--- GIVEN PROBLEM ---
Only the lines from the line holding "Extract the structured" to the last line should be output, each exactly as given.

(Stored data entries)
┄┄┄┄┄┄┄┄┄┄
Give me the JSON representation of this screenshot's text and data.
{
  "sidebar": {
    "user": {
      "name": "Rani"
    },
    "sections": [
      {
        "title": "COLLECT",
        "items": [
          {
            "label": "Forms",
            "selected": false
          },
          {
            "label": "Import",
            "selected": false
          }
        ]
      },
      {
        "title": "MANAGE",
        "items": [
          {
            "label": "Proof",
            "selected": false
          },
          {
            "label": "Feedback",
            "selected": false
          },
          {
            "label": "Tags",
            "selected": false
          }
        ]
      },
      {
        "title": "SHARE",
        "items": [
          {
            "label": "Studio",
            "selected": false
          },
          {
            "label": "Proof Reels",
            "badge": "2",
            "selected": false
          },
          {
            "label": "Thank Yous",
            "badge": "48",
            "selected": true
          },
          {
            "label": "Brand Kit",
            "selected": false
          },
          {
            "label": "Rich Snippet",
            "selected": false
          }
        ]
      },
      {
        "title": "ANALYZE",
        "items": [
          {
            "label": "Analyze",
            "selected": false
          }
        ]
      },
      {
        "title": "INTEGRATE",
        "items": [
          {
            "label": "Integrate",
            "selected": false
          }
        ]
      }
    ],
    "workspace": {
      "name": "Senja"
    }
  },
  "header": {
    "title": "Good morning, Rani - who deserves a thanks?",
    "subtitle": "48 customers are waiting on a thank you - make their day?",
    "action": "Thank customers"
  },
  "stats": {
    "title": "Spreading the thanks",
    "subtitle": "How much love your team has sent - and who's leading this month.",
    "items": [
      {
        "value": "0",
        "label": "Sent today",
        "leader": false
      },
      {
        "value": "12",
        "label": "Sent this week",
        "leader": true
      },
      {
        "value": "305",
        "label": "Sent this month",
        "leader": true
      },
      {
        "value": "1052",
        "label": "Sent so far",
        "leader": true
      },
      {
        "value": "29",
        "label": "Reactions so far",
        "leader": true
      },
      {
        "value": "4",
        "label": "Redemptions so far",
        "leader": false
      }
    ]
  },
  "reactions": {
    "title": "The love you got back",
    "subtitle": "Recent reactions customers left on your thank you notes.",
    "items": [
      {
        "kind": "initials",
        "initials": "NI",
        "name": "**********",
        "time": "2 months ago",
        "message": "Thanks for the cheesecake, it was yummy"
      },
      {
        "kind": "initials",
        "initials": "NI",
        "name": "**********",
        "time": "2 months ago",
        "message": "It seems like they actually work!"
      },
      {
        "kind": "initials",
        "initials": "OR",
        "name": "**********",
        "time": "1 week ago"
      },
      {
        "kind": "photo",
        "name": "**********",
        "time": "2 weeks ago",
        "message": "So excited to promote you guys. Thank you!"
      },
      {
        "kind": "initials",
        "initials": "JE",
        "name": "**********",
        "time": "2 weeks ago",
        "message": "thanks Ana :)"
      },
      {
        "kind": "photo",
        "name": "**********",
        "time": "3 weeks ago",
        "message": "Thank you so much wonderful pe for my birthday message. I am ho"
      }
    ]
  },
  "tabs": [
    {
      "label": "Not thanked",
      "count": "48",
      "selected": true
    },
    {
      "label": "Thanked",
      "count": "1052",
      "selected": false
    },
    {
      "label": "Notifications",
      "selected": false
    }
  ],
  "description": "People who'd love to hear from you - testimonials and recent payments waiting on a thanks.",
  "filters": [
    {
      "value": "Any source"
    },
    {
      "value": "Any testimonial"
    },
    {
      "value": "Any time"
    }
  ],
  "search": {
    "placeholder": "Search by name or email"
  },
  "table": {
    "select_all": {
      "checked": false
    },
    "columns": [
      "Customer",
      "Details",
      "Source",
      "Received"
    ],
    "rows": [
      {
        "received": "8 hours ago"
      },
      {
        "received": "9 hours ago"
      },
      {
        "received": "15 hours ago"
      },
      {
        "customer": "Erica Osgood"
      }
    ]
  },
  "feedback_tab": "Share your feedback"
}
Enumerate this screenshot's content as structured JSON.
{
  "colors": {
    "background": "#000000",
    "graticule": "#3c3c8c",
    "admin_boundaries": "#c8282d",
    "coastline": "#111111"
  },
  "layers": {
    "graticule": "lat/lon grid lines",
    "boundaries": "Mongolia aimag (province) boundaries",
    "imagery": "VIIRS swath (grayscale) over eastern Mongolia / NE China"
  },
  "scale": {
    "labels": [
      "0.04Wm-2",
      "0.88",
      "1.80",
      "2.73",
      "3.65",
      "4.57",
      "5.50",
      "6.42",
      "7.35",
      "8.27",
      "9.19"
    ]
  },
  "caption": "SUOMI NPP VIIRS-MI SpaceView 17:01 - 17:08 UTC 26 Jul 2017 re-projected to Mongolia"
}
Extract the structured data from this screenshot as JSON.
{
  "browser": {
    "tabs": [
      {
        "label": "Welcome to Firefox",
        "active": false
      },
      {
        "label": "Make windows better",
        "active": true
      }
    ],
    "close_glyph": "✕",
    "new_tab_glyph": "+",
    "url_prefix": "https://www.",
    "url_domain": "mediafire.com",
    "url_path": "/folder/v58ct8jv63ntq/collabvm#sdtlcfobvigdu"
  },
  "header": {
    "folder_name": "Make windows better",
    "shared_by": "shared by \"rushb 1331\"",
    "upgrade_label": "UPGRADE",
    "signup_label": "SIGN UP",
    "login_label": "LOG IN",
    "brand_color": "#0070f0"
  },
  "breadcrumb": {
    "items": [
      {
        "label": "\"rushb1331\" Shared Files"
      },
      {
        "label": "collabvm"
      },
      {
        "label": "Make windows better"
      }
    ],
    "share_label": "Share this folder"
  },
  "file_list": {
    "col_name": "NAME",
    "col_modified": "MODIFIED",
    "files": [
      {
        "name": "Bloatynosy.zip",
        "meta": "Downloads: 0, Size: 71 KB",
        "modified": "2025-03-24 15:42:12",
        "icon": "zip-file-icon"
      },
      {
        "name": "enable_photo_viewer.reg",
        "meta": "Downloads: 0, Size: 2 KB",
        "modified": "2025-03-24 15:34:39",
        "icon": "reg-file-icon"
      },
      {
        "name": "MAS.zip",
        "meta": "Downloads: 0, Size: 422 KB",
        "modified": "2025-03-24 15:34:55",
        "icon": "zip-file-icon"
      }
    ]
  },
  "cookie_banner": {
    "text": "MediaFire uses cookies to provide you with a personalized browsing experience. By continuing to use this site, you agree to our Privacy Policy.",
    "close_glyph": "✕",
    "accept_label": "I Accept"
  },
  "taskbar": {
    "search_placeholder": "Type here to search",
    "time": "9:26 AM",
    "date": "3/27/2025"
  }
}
┄┄┄┄┄┄┄┄┄┄
--- EXERCISE OUTPUT ---
Extract the structured data from this screenshot as JSON.
{
  "browser": {
    "tabs": [
      {
        "label": "Welcome to Firefox",
        "active": false
      },
      {
        "label": "Make windows better",
        "active": true
      }
    ],
    "close_glyph": "✕",
    "new_tab_glyph": "+",
    "url_prefix": "https://www.",
    "url_domain": "mediafire.com",
    "url_path": "/folder/v58ct8jv63ntq/collabvm#sdtlcfobvigdu"
  },
  "header": {
    "folder_name": "Make windows better",
    "shared_by": "shared by \"rushb 1331\"",
    "upgrade_label": "UPGRADE",
    "signup_label": "SIGN UP",
    "login_label": "LOG IN",
    "brand_color": "#0070f0"
  },
  "breadcrumb": {
    "items": [
      {
        "label": "\"rushb1331\" Shared Files"
      },
      {
        "label": "collabvm"
      },
      {
        "label": "Make windows better"
      }
    ],
    "share_label": "Share this folder"
  },
  "file_list": {
    "col_name": "NAME",
    "col_modified": "MODIFIED",
    "files": [
      {
        "name": "Bloatynosy.zip",
        "meta": "Downloads: 0, Size: 71 KB",
        "modified": "2025-03-24 15:42:12",
        "icon": "zip-file-icon"
      },
      {
        "name": "enable_photo_viewer.reg",
        "meta": "Downloads: 0, Size: 2 KB",
        "modified": "2025-03-24 15:34:39",
        "icon": "reg-file-icon"
      },
      {
        "name": "MAS.zip",
        "meta": "Downloads: 0, Size: 422 KB",
        "modified": "2025-03-24 15:34:55",
        "icon": "zip-file-icon"
      }
    ]
  },
  "cookie_banner": {
    "text": "MediaFire uses cookies to provide you with a personalized browsing experience. By continuing to use this site, you agree to our Privacy Policy.",
    "close_glyph": "✕",
    "accept_label": "I Accept"
  },
  "taskbar": {
    "search_placeholder": "Type here to search",
    "time": "9:26 AM",
    "date": "3/27/2025"
  }
}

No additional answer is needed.